▶ Challenge:
From the entries that follow, gather each line holding the word "JSON".

Source data
=-=-=-=-=

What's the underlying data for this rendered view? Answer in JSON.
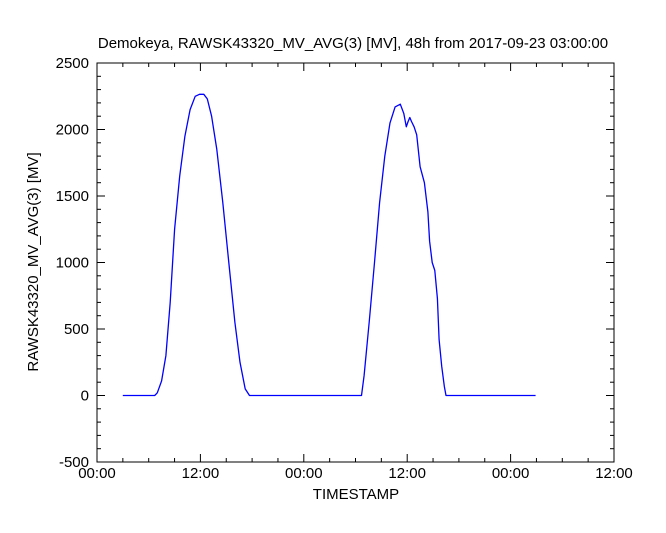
{
  "chart_data": {
    "type": "line",
    "title": "Demokeya, RAWSK43320_MV_AVG(3) [MV], 48h from  2017-09-23 03:00:00",
    "xlabel": "TIMESTAMP",
    "ylabel": "RAWSK43320_MV_AVG(3) [MV]",
    "xlim": [
      0,
      60
    ],
    "ylim": [
      -500,
      2500
    ],
    "x_tick_values": [
      0,
      12,
      24,
      36,
      48,
      60
    ],
    "x_tick_labels": [
      "00:00",
      "12:00",
      "00:00",
      "12:00",
      "00:00",
      "12:00"
    ],
    "y_tick_values": [
      -500,
      0,
      500,
      1000,
      1500,
      2000,
      2500
    ],
    "y_tick_labels": [
      "-500",
      "0",
      "500",
      "1000",
      "1500",
      "2000",
      "2500"
    ],
    "x_unit": "hours from first 00:00 tick",
    "grid": false,
    "line_color": "#0000ff",
    "series": [
      {
        "x": [
          3.0,
          6.7,
          7.0,
          7.5,
          8.0,
          8.5,
          9.0,
          9.6,
          10.2,
          10.8,
          11.4,
          11.9,
          12.4,
          12.8,
          13.3,
          13.9,
          14.6,
          15.3,
          16.0,
          16.6,
          17.2,
          17.7,
          18.3,
          18.7,
          19.2,
          20.0,
          30.7,
          31.0,
          31.6,
          32.2,
          32.8,
          33.4,
          34.0,
          34.6,
          35.2,
          35.6,
          35.9,
          36.1,
          36.3,
          36.5,
          36.8,
          37.1,
          37.5,
          38.0,
          38.4,
          38.6,
          38.9,
          39.2,
          39.5,
          39.7,
          40.0,
          40.3,
          40.5,
          40.8,
          41.1,
          41.4,
          41.7,
          42.4,
          50.9
        ],
        "values": [
          0,
          0,
          20,
          110,
          300,
          700,
          1250,
          1650,
          1950,
          2150,
          2250,
          2265,
          2265,
          2230,
          2100,
          1850,
          1450,
          1000,
          550,
          250,
          50,
          0,
          0,
          0,
          0,
          0,
          0,
          150,
          560,
          1000,
          1450,
          1800,
          2050,
          2170,
          2190,
          2120,
          2020,
          2060,
          2090,
          2060,
          2020,
          1960,
          1720,
          1600,
          1380,
          1160,
          1000,
          940,
          730,
          420,
          220,
          70,
          0,
          0,
          0,
          0,
          0,
          0,
          0
        ]
      }
    ]
  }
}
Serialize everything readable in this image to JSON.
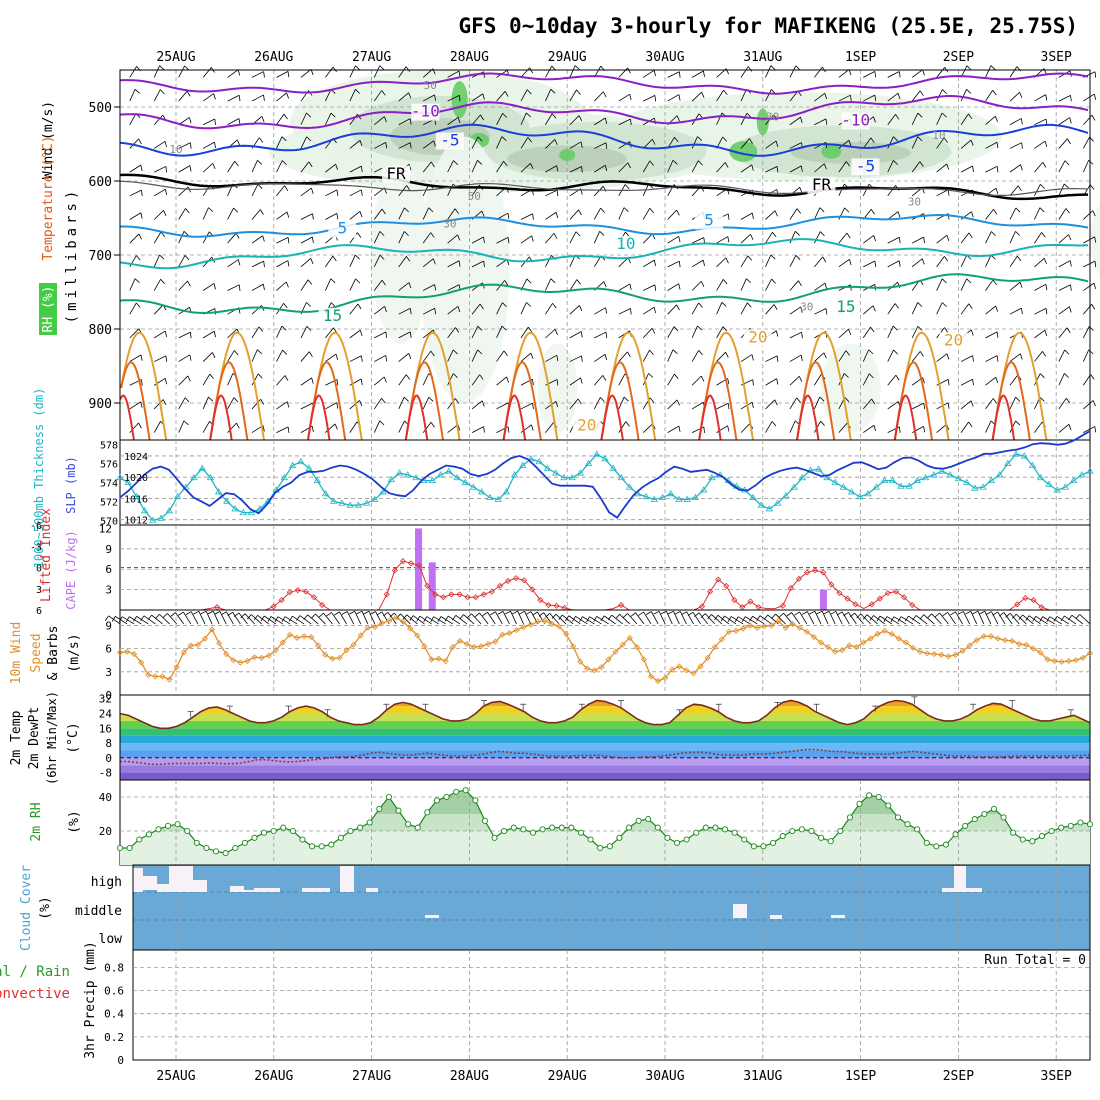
{
  "chart_data": {
    "type": "line",
    "title": "GFS 0~10day 3-hourly for MAFIKENG (25.5E, 25.75S)",
    "dates": [
      "25AUG",
      "26AUG",
      "27AUG",
      "28AUG",
      "29AUG",
      "30AUG",
      "31AUG",
      "1SEP",
      "2SEP",
      "3SEP"
    ],
    "upper": {
      "ylabel": "(millibars)",
      "ylabel_wind": "Wind (m/s)",
      "ylabel_temp": "Temperature (°C)",
      "ylabel_rh": "RH (%)",
      "ylim": [
        450,
        950
      ],
      "ticks": [
        "500",
        "600",
        "700",
        "800",
        "900"
      ],
      "tick_values": [
        500,
        600,
        700,
        800,
        900
      ],
      "contour_labels": [
        {
          "text": "-10",
          "t": 2.55,
          "p": 513,
          "color": "#8b1fc4"
        },
        {
          "text": "-10",
          "t": 6.95,
          "p": 525,
          "color": "#8b1fc4"
        },
        {
          "text": "-5",
          "t": 2.8,
          "p": 552,
          "color": "#1a3fd6"
        },
        {
          "text": "-5",
          "t": 7.05,
          "p": 587,
          "color": "#1a3fd6"
        },
        {
          "text": "FR",
          "t": 2.25,
          "p": 597,
          "color": "#000000"
        },
        {
          "text": "FR",
          "t": 6.6,
          "p": 612,
          "color": "#000000"
        },
        {
          "text": "5",
          "t": 1.7,
          "p": 671,
          "color": "#1e8fe0"
        },
        {
          "text": "5",
          "t": 5.45,
          "p": 660,
          "color": "#1e8fe0"
        },
        {
          "text": "10",
          "t": 4.6,
          "p": 692,
          "color": "#1ab3b3"
        },
        {
          "text": "15",
          "t": 1.6,
          "p": 789,
          "color": "#13a070"
        },
        {
          "text": "15",
          "t": 6.85,
          "p": 777,
          "color": "#13a070"
        },
        {
          "text": "20",
          "t": 5.95,
          "p": 818,
          "color": "#e3a030"
        },
        {
          "text": "20",
          "t": 7.95,
          "p": 822,
          "color": "#e3a030"
        },
        {
          "text": "20",
          "t": 4.2,
          "p": 937,
          "color": "#e3a030"
        },
        {
          "text": "50",
          "t": 2.6,
          "p": 476,
          "color": "#888888"
        },
        {
          "text": "30",
          "t": 6.1,
          "p": 518,
          "color": "#888888"
        },
        {
          "text": "10",
          "t": 0.0,
          "p": 562,
          "color": "#888888"
        },
        {
          "text": "10",
          "t": 7.8,
          "p": 543,
          "color": "#888888"
        },
        {
          "text": "50",
          "t": 3.05,
          "p": 626,
          "color": "#888888"
        },
        {
          "text": "30",
          "t": 2.8,
          "p": 663,
          "color": "#888888"
        },
        {
          "text": "30",
          "t": 7.55,
          "p": 633,
          "color": "#888888"
        },
        {
          "text": "30",
          "t": 6.45,
          "p": 775,
          "color": "#888888"
        }
      ]
    },
    "pressure_panel": {
      "ylabel_thickness": "1000~500mb Thickness (dm)",
      "ylabel_slp": "SLP (mb)",
      "thickness_ticks": [
        "570",
        "572",
        "574",
        "576",
        "578"
      ],
      "slp_ticks": [
        "1012",
        "1016",
        "1020",
        "1024"
      ],
      "thickness_range": [
        569.5,
        578.5
      ],
      "slp_range": [
        1011,
        1027
      ],
      "thickness": [
        574.5,
        574,
        572.5,
        571,
        570,
        570.2,
        571,
        572.5,
        573.5,
        574.5,
        575.5,
        574.5,
        573,
        572,
        571.2,
        570.8,
        570.8,
        571.2,
        572,
        573.2,
        574.5,
        575.8,
        576.2,
        575.5,
        574.2,
        572.8,
        572,
        571.8,
        571.6,
        571.6,
        571.8,
        572.2,
        573,
        574.3,
        575,
        574.8,
        574.5,
        574.2,
        574.2,
        574.8,
        575.2,
        574.5,
        574,
        573.5,
        573,
        572.4,
        572.2,
        573,
        574.8,
        575.8,
        576.5,
        576.2,
        575.5,
        575,
        574.5,
        574.5,
        575,
        576,
        577,
        576.5,
        575.5,
        574.5,
        573.5,
        572.8,
        572.5,
        572.2,
        572.4,
        572.8,
        572.2,
        572.2,
        572.4,
        573.2,
        574.5,
        574.8,
        574.2,
        573.6,
        573.2,
        572.4,
        571.6,
        571.2,
        571.8,
        572.6,
        573.5,
        574.5,
        575.3,
        575.4,
        574.5,
        574,
        573.5,
        573,
        572.5,
        572.8,
        573.5,
        574.2,
        574.2,
        573.6,
        573.6,
        574.2,
        574.5,
        574.8,
        575.2,
        574.8,
        574.4,
        574,
        573.4,
        573.5,
        574.2,
        574.8,
        576,
        577,
        576.8,
        575.8,
        574.5,
        573.8,
        573.2,
        573.5,
        574.2,
        574.8,
        575.2
      ],
      "slp": [
        1016.2,
        1017.4,
        1018.9,
        1020.5,
        1021.6,
        1022,
        1021.4,
        1019.6,
        1017.8,
        1016.2,
        1015.4,
        1014.6,
        1015.8,
        1017,
        1016.8,
        1015.6,
        1014,
        1013.2,
        1014.8,
        1017,
        1018.2,
        1019,
        1020.4,
        1021,
        1021,
        1021.2,
        1021.8,
        1022.2,
        1022,
        1021.4,
        1020.6,
        1019.6,
        1018.2,
        1017,
        1016.6,
        1016.4,
        1017.6,
        1019.4,
        1020.6,
        1021.4,
        1022.2,
        1022,
        1021.6,
        1020.6,
        1020.2,
        1020.6,
        1021.4,
        1022.6,
        1023.6,
        1024,
        1023.4,
        1022,
        1020.4,
        1018.8,
        1018.4,
        1018.4,
        1018.4,
        1018.4,
        1018.2,
        1016,
        1013.4,
        1012.4,
        1014.6,
        1016.6,
        1018,
        1019,
        1019.8,
        1021,
        1022,
        1021.6,
        1021,
        1021.2,
        1021.4,
        1020.8,
        1020,
        1018.6,
        1017.6,
        1017.5,
        1018.5,
        1019.8,
        1020.6,
        1021.2,
        1021.6,
        1021.8,
        1021.4,
        1020.8,
        1020.2,
        1020.4,
        1021.3,
        1022,
        1022.7,
        1022.8,
        1022.2,
        1021.5,
        1021.8,
        1022.8,
        1023.6,
        1023.7,
        1023.1,
        1022.2,
        1021.7,
        1021.6,
        1022,
        1022.6,
        1023.2,
        1023.7,
        1024.4,
        1024.4,
        1024.7,
        1025,
        1025.2,
        1025.6,
        1026.2,
        1026.4,
        1026.3,
        1026.1,
        1026.3,
        1026.9,
        1027.8,
        1028.7
      ]
    },
    "instability_panel": {
      "ylabel_li": "Lifted Index",
      "ylabel_cape": "CAPE (J/kg)",
      "li_ticks": [
        "6",
        "3",
        "0",
        "-3",
        "-6"
      ],
      "cape_ticks": [
        "3",
        "6",
        "9",
        "12"
      ],
      "li_range": [
        6,
        -6
      ],
      "cape_range": [
        0,
        12
      ],
      "cape_bars": [
        {
          "t": 2.48,
          "v": 12
        },
        {
          "t": 2.62,
          "v": 7
        },
        {
          "t": 6.62,
          "v": 3
        }
      ],
      "li": [
        6,
        6,
        6,
        6,
        6,
        6,
        6,
        6,
        6,
        6,
        6,
        5.8,
        5.6,
        6,
        6,
        6,
        6,
        6,
        6,
        5.5,
        4.6,
        3.5,
        3.2,
        3.4,
        4.2,
        5.3,
        6,
        6,
        6,
        6,
        6,
        6,
        6,
        3.8,
        0.4,
        -0.9,
        -0.6,
        -0.3,
        2.6,
        3.8,
        4.2,
        3.8,
        3.8,
        4.2,
        4.2,
        3.8,
        3.4,
        2.6,
        1.9,
        1.5,
        1.8,
        3.1,
        4.6,
        5.3,
        5.4,
        5.7,
        6,
        6,
        6,
        6,
        6,
        5.8,
        5.3,
        6,
        6,
        6,
        6,
        6,
        6,
        6,
        6,
        6,
        5.5,
        3.4,
        1.7,
        2.6,
        4.6,
        5.6,
        4.8,
        5.6,
        5.8,
        5.8,
        5.4,
        2.9,
        1.6,
        0.7,
        0.4,
        0.7,
        2.4,
        3.6,
        4.4,
        5.2,
        5.8,
        5.2,
        4.4,
        3.6,
        3.4,
        4.2,
        5.3,
        6,
        6,
        6,
        6,
        6,
        6,
        6,
        6,
        6,
        6,
        6,
        6,
        5.2,
        4.3,
        4.6,
        5.6,
        6,
        6,
        6,
        6,
        6,
        6
      ]
    },
    "wind_panel": {
      "ylabel": "10m Wind Speed & Barbs (m/s)",
      "ylabel_wind": "10m Wind",
      "ylabel_speed": "Speed",
      "ylabel_barbs": "& Barbs",
      "ylabel_units": "(m/s)",
      "ticks": [
        "0",
        "3",
        "6",
        "9"
      ],
      "ylim": [
        0,
        11
      ],
      "speed": [
        5.5,
        5.6,
        5.3,
        4.2,
        2.6,
        2.4,
        2.4,
        2,
        3.6,
        5.5,
        6.4,
        6.5,
        7.3,
        8.5,
        6.7,
        5.3,
        4.5,
        4.2,
        4.4,
        4.9,
        4.8,
        5.1,
        5.8,
        6.8,
        7.8,
        7.4,
        7.6,
        7.5,
        6.4,
        5.2,
        4.7,
        4.8,
        5.8,
        6.5,
        7.7,
        8.7,
        8.8,
        9.3,
        9.6,
        10,
        9.5,
        8.6,
        7.7,
        6.3,
        4.6,
        4.7,
        4.4,
        6.2,
        7,
        6.6,
        6.2,
        6.3,
        6.6,
        6.9,
        7.8,
        8,
        8.4,
        8.8,
        9.1,
        9.5,
        9.6,
        9.2,
        8.9,
        7.9,
        6.3,
        4.3,
        3.4,
        3.2,
        3.6,
        4.6,
        5.6,
        6.5,
        7.4,
        6.2,
        4.6,
        2.4,
        1.8,
        2.2,
        3.3,
        3.7,
        3.2,
        2.8,
        3.7,
        4.8,
        6.2,
        7.2,
        8.2,
        8.3,
        8.6,
        9,
        8.7,
        8.9,
        9,
        9.6,
        8.7,
        9.2,
        8.7,
        8.2,
        7.5,
        6.8,
        6.2,
        5.6,
        5.8,
        6.4,
        6.2,
        6.8,
        7.3,
        7.9,
        8.3,
        7.9,
        7.3,
        6.8,
        6.1,
        5.6,
        5.4,
        5.3,
        5.2,
        5,
        5.2,
        5.7,
        6.4,
        7.1,
        7.6,
        7.6,
        7.3,
        7.1,
        7,
        6.6,
        6.5,
        6,
        5.5,
        4.6,
        4.4,
        4.3,
        4.4,
        4.5,
        4.8,
        5.4
      ]
    },
    "temp_panel": {
      "ylabel_temp": "2m Temp",
      "ylabel_dewpt": "2m DewPt",
      "ylabel_minmax": "(6hr Min/Max)",
      "ylabel_units": "(°C)",
      "ticks": [
        "-8",
        "0",
        "8",
        "16",
        "24",
        "32"
      ],
      "ylim": [
        -12,
        34
      ],
      "temp": [
        24,
        23,
        21,
        19,
        17,
        16,
        16,
        17,
        19,
        22,
        25,
        27,
        27.5,
        26,
        24,
        22,
        20,
        19,
        19,
        20,
        22,
        25,
        27,
        28,
        27,
        25,
        22,
        20,
        19,
        18,
        18,
        19,
        22,
        26,
        29,
        30,
        29,
        27,
        25,
        23,
        21,
        20,
        20,
        21,
        24,
        28,
        30,
        30.5,
        29,
        27,
        25,
        22,
        20,
        19,
        19,
        20,
        22,
        26,
        29,
        31,
        30.5,
        29,
        27,
        24,
        21,
        19,
        18,
        18,
        19,
        23,
        27,
        29,
        28.5,
        27,
        25,
        22,
        20,
        19,
        19,
        20,
        23,
        27,
        30,
        31,
        30,
        28,
        25,
        23,
        21,
        19,
        18,
        19,
        21,
        25,
        28,
        30,
        31,
        30.5,
        29,
        26,
        23,
        21,
        20,
        20,
        21,
        23,
        26,
        28,
        29.5,
        29,
        27,
        25,
        23,
        21,
        20,
        20,
        21,
        22,
        23,
        21,
        19
      ],
      "dewpt": [
        -2,
        -2,
        -2.5,
        -3,
        -3.5,
        -3.5,
        -3.2,
        -3,
        -3,
        -3,
        -3,
        -2.8,
        -3,
        -3.2,
        -3.2,
        -2.8,
        -2,
        -1,
        -1,
        -1.5,
        -2,
        -2.2,
        -2,
        -1.5,
        -1,
        -0.5,
        0,
        0.5,
        0.5,
        0.8,
        1.5,
        2.5,
        3,
        2.5,
        2,
        1.5,
        1.5,
        2,
        2.5,
        2,
        1.5,
        1,
        1,
        1,
        1.5,
        2,
        3,
        3.5,
        3,
        2.5,
        2.5,
        2,
        1.5,
        1,
        1,
        1,
        1,
        1.2,
        1.2,
        1.5,
        1,
        0.5,
        0,
        0,
        0.2,
        0.5,
        0.5,
        1,
        1.5,
        2.2,
        2.8,
        3,
        3,
        2.5,
        1.8,
        1.5,
        1.5,
        1.5,
        2,
        2,
        2,
        2.5,
        3,
        3.5,
        4,
        4.5,
        4.5,
        4,
        3.5,
        3.5,
        3,
        2.5,
        2.2,
        2,
        2,
        2,
        2.5,
        3,
        3.5,
        3,
        2.5,
        2,
        1.5,
        1,
        1,
        1,
        0.5,
        0.5,
        0.5,
        0.5,
        0.8,
        1,
        1,
        1,
        1,
        1,
        1,
        1,
        1.2,
        1.2,
        1.5
      ]
    },
    "rh_panel": {
      "ylabel": "2m RH (%)",
      "ylabel_rh": "2m RH",
      "ylabel_units": "(%)",
      "ticks": [
        "20",
        "40"
      ],
      "ylim": [
        0,
        50
      ],
      "rh": [
        10,
        10,
        15,
        18,
        21,
        23,
        24,
        20,
        13,
        10,
        8,
        7,
        10,
        13,
        16,
        19,
        20,
        22,
        20,
        15,
        11,
        11,
        12,
        16,
        20,
        22,
        25,
        33,
        40,
        32,
        24,
        22,
        31,
        38,
        40,
        43,
        44,
        38,
        26,
        16,
        20,
        22,
        21,
        19,
        21,
        22,
        22,
        22,
        19,
        15,
        10,
        11,
        16,
        22,
        26,
        27,
        22,
        16,
        13,
        15,
        19,
        22,
        22,
        21,
        19,
        15,
        11,
        11,
        13,
        17,
        20,
        21,
        20,
        16,
        14,
        20,
        28,
        36,
        41,
        40,
        35,
        28,
        24,
        21,
        13,
        11,
        12,
        18,
        23,
        27,
        30,
        33,
        28,
        19,
        15,
        14,
        17,
        20,
        22,
        23,
        25,
        24
      ]
    },
    "cloud_panel": {
      "ylabel": "Cloud Cover (%)",
      "ylabel_cloud": "Cloud Cover",
      "ylabel_units": "(%)",
      "levels": [
        "high",
        "middle",
        "low"
      ]
    },
    "precip_panel": {
      "ylabel": "3hr Precip (mm)",
      "ylabel_total": "Total / Rain",
      "ylabel_convective": "Convective",
      "ticks": [
        "0",
        "0.2",
        "0.4",
        "0.6",
        "0.8"
      ],
      "ylim": [
        0,
        0.95
      ],
      "run_total": "Run Total = 0"
    }
  }
}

=-=-=-=-=

▶ Exercise result:
What's the underlying data for this rendered view? Answer in JSON.
Serialize everything readable in this image to JSON.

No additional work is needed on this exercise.